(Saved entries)
******************************

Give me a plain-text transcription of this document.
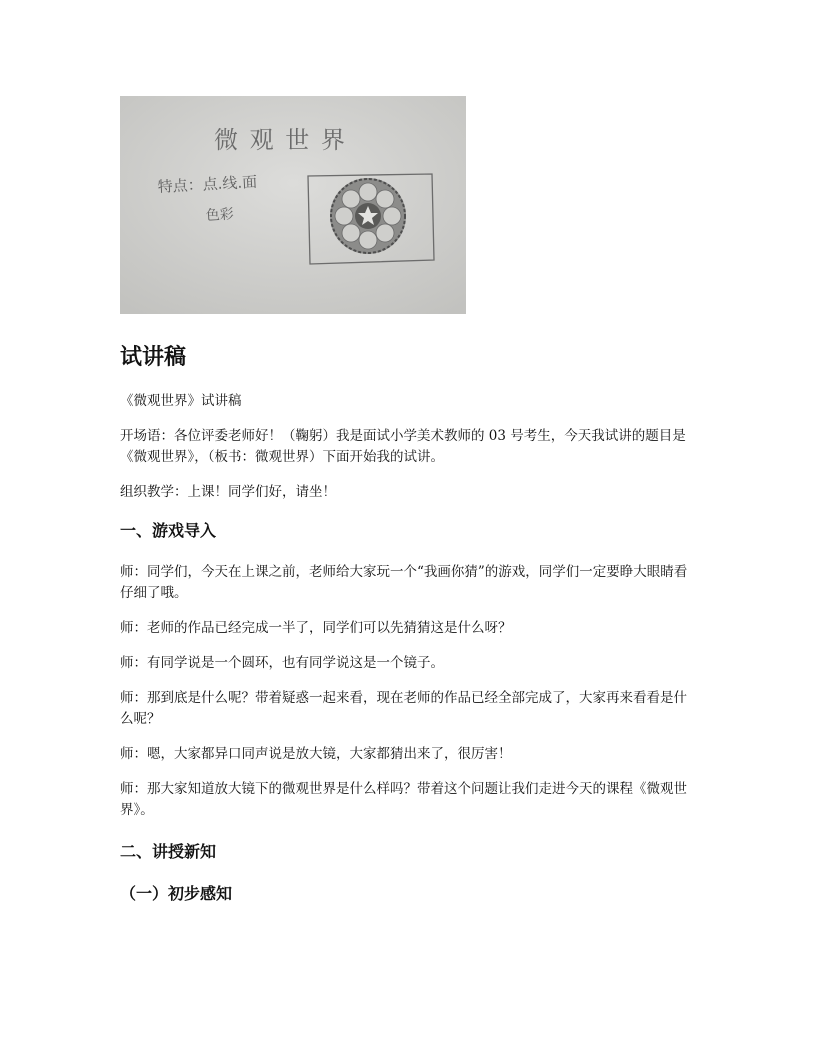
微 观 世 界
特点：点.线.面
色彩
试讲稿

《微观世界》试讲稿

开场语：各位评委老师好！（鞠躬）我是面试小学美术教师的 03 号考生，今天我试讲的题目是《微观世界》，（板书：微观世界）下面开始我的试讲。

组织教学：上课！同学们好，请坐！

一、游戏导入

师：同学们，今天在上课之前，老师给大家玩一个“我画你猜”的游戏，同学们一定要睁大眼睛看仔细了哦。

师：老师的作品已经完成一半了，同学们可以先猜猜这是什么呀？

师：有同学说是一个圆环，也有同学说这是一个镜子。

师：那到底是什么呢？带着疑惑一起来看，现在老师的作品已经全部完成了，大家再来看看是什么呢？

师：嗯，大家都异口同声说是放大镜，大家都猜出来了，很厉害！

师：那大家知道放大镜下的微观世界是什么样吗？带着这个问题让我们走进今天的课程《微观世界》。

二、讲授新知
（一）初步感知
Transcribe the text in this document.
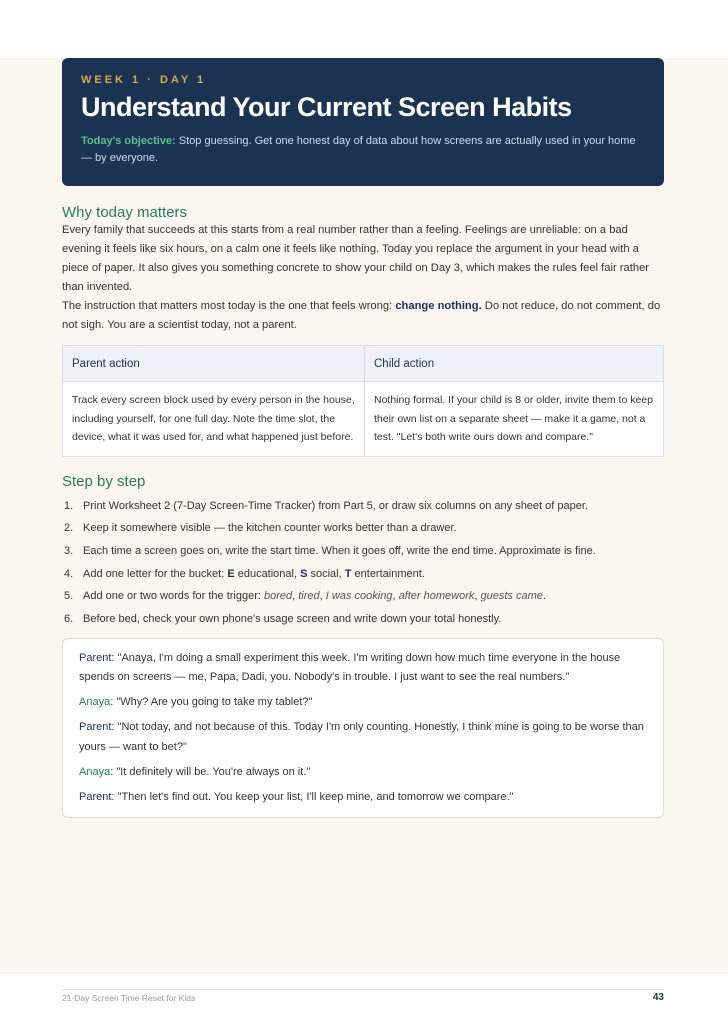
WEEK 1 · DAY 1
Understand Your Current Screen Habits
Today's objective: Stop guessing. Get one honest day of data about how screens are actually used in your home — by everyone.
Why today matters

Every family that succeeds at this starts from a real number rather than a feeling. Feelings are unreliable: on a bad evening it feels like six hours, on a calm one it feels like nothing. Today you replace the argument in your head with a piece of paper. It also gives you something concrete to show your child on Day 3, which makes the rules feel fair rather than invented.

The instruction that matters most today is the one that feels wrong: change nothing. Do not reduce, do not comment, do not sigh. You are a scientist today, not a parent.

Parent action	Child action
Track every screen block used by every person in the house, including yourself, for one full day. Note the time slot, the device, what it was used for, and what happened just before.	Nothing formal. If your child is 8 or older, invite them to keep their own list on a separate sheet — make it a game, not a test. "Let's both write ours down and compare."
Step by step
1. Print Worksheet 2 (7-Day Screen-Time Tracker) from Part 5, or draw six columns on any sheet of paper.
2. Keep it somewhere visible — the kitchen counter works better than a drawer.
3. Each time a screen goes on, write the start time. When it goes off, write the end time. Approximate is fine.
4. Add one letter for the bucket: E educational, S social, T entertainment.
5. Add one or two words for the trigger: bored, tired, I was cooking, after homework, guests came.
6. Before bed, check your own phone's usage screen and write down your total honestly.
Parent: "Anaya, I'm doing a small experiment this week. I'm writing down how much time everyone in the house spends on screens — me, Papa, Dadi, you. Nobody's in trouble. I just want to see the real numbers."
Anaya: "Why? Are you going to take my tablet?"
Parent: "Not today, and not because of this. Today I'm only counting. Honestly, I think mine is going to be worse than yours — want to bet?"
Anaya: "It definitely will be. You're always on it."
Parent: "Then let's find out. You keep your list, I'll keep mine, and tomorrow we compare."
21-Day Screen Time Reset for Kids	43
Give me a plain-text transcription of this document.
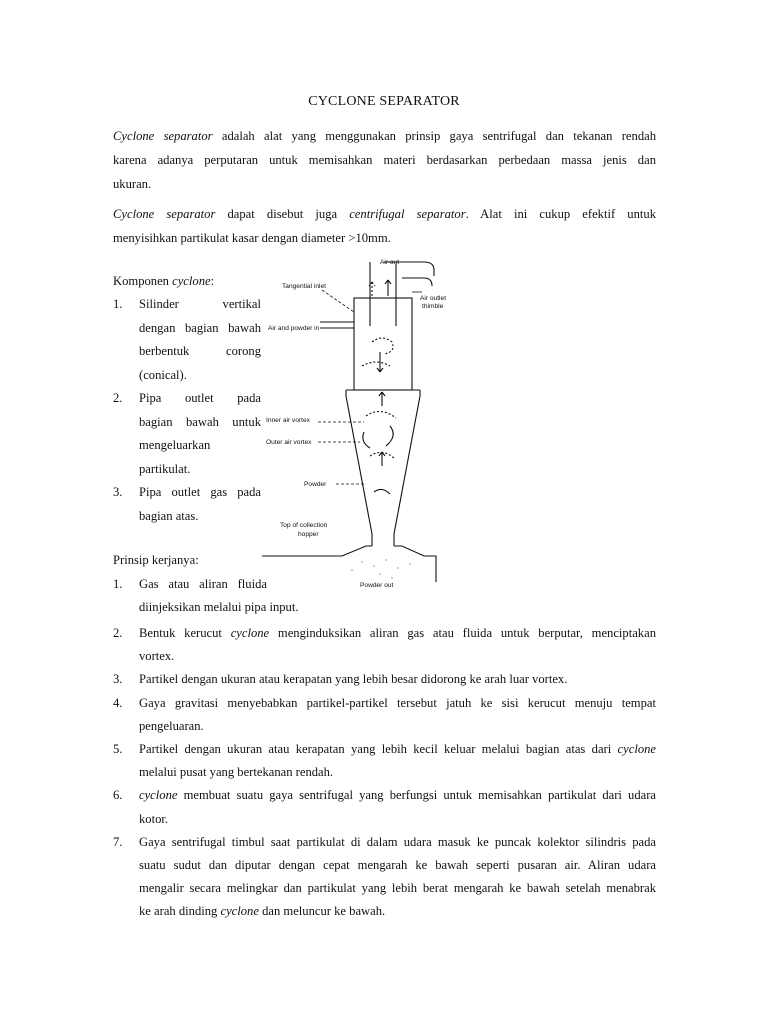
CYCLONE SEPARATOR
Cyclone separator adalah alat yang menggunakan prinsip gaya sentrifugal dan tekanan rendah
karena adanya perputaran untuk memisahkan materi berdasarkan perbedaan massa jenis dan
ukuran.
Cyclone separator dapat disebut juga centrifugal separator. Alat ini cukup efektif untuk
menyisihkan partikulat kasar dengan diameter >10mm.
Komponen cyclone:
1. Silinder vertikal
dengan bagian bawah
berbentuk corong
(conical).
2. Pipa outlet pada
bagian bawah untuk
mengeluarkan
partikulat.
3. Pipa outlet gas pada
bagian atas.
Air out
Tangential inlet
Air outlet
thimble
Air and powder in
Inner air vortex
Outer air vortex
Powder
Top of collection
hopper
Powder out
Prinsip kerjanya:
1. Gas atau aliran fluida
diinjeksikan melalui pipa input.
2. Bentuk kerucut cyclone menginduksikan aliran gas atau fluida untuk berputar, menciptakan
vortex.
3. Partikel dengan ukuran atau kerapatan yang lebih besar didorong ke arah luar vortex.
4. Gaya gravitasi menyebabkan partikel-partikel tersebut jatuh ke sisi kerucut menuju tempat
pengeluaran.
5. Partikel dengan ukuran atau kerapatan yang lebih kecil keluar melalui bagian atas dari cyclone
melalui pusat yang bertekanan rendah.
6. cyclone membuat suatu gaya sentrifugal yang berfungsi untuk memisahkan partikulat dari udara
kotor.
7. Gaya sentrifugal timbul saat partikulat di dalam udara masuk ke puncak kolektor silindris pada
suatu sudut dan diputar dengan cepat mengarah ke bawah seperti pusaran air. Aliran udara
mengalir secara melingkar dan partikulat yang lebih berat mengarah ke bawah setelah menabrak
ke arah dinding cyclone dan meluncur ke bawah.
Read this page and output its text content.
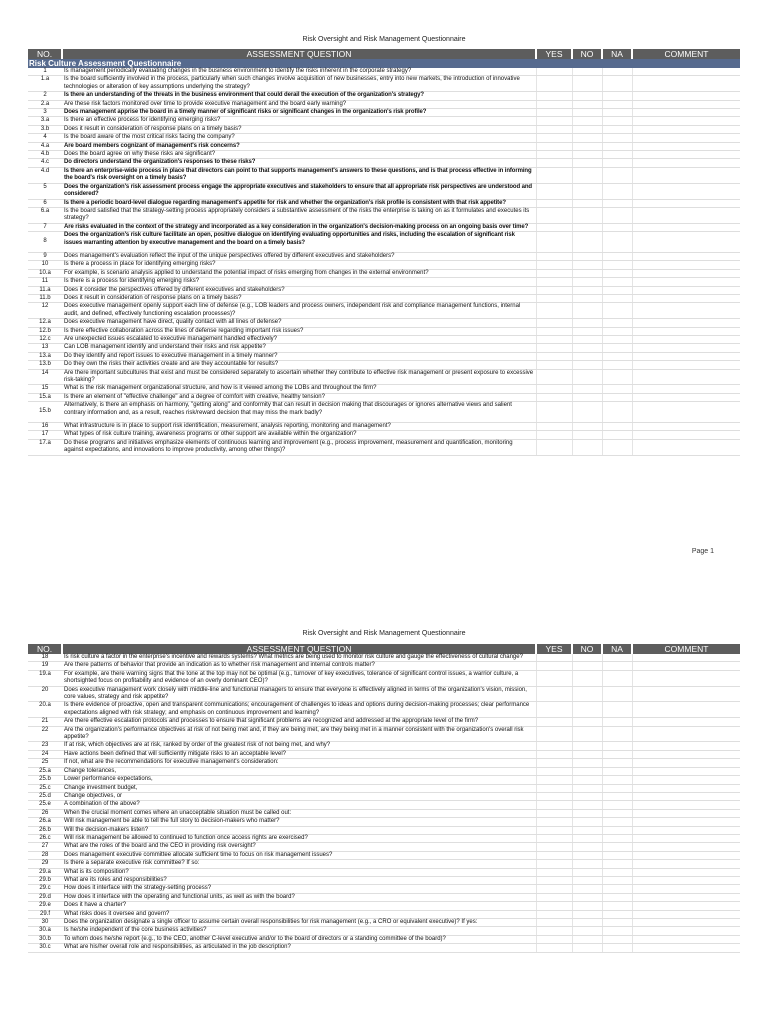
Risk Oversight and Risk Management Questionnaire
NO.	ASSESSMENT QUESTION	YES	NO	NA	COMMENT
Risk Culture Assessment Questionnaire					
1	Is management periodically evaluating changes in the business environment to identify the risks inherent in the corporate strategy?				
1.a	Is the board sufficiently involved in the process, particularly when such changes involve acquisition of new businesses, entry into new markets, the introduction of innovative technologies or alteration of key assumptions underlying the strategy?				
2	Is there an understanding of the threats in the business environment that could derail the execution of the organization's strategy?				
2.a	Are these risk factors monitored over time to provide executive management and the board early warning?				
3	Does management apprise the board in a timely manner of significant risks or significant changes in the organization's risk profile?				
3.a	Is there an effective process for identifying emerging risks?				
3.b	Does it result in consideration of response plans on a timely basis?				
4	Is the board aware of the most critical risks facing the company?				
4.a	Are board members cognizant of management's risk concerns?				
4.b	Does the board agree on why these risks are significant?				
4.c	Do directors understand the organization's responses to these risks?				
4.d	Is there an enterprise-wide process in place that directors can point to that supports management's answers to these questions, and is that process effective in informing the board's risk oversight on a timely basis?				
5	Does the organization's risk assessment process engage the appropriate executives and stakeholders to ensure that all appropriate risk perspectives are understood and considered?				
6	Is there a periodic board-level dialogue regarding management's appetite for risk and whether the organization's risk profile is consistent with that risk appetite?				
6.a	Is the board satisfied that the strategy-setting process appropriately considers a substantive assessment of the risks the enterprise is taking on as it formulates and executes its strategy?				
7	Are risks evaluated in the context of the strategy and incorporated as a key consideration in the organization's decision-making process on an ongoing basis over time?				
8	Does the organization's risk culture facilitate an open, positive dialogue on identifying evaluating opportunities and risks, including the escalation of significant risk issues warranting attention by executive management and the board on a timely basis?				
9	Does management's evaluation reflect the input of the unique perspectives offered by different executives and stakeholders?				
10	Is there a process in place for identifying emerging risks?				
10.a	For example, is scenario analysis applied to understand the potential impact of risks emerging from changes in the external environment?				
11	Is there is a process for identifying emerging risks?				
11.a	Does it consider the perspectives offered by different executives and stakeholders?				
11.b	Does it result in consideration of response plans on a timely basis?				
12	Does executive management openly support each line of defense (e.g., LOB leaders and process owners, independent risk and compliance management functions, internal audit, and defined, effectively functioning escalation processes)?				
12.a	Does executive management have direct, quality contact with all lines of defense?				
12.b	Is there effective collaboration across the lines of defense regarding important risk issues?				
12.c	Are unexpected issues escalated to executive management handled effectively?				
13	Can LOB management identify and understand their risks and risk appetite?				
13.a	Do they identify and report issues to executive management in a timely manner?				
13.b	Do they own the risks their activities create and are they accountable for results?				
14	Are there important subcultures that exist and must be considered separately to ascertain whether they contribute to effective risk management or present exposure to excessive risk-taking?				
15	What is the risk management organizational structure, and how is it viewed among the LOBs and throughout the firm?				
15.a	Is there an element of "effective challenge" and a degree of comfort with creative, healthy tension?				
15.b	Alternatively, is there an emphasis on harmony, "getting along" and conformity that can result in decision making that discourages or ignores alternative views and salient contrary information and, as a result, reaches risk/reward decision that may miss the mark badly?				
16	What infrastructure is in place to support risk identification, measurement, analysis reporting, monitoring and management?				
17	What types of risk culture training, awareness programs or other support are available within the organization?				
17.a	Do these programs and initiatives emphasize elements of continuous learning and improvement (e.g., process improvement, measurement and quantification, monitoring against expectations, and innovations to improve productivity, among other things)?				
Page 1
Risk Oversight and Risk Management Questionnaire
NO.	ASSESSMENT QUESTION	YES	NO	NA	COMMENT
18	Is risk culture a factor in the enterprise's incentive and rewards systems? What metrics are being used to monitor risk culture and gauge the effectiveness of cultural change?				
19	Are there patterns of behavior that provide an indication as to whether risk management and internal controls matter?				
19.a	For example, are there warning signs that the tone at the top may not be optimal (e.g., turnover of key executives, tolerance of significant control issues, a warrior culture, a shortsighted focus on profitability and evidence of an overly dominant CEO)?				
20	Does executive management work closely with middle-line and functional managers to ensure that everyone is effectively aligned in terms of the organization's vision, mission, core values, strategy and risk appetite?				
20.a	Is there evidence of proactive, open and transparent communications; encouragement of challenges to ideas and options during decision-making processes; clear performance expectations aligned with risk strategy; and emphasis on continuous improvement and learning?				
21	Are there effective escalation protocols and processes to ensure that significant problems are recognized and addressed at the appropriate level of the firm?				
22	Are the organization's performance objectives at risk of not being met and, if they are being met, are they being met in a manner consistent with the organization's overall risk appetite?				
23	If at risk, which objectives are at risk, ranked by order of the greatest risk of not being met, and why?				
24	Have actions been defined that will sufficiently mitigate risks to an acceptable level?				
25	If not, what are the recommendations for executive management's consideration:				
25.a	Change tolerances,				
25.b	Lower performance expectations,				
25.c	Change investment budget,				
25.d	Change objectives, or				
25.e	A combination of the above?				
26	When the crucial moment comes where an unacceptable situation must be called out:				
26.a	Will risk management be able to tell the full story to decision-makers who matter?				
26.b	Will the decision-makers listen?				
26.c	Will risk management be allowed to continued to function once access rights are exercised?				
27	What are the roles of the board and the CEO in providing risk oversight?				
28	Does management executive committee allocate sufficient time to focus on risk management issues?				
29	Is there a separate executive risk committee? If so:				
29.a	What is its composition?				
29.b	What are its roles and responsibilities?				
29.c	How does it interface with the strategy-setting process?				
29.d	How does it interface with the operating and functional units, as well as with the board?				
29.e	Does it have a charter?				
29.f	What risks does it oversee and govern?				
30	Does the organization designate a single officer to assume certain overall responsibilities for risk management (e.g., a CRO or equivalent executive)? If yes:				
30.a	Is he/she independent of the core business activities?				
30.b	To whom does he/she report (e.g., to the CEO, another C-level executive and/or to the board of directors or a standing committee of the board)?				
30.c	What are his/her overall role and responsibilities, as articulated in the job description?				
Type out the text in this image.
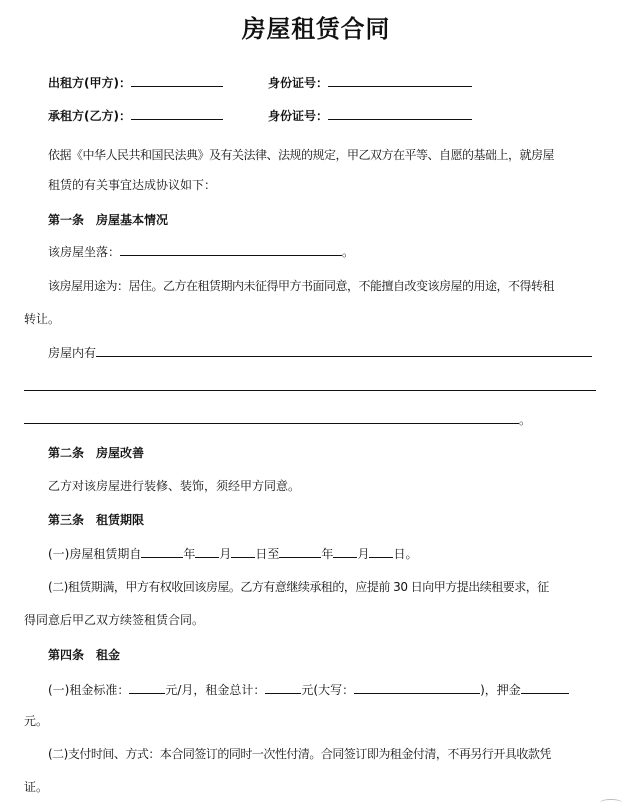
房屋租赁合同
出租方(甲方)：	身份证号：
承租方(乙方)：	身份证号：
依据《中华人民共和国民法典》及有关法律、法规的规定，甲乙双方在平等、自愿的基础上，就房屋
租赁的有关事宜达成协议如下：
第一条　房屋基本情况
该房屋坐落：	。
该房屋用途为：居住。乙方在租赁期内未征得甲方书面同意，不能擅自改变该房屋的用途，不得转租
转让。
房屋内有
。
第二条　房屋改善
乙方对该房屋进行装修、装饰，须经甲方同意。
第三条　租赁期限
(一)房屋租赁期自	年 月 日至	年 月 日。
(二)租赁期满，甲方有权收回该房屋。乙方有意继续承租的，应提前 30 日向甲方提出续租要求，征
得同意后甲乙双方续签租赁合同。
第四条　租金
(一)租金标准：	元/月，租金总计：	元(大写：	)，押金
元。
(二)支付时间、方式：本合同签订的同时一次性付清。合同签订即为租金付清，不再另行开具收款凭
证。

******************************

### Goal of the exercise
Where the line containing "Type out the text in this image." appears above, start there and set down each line exactly through the last line of the data; leave out every picture.

### Reply
Type out the text in this image.
房屋租赁合同
出租方(甲方)：	身份证号：
承租方(乙方)：	身份证号：
依据《中华人民共和国民法典》及有关法律、法规的规定，甲乙双方在平等、自愿的基础上，就房屋
租赁的有关事宜达成协议如下：
第一条　房屋基本情况
该房屋坐落：	。
该房屋用途为：居住。乙方在租赁期内未征得甲方书面同意，不能擅自改变该房屋的用途，不得转租
转让。
房屋内有
。
第二条　房屋改善
乙方对该房屋进行装修、装饰，须经甲方同意。
第三条　租赁期限
(一)房屋租赁期自	年 月 日至	年 月 日。
(二)租赁期满，甲方有权收回该房屋。乙方有意继续承租的，应提前 30 日向甲方提出续租要求，征
得同意后甲乙双方续签租赁合同。
第四条　租金
(一)租金标准：	元/月，租金总计：	元(大写：	)，押金
元。
(二)支付时间、方式：本合同签订的同时一次性付清。合同签订即为租金付清，不再另行开具收款凭
证。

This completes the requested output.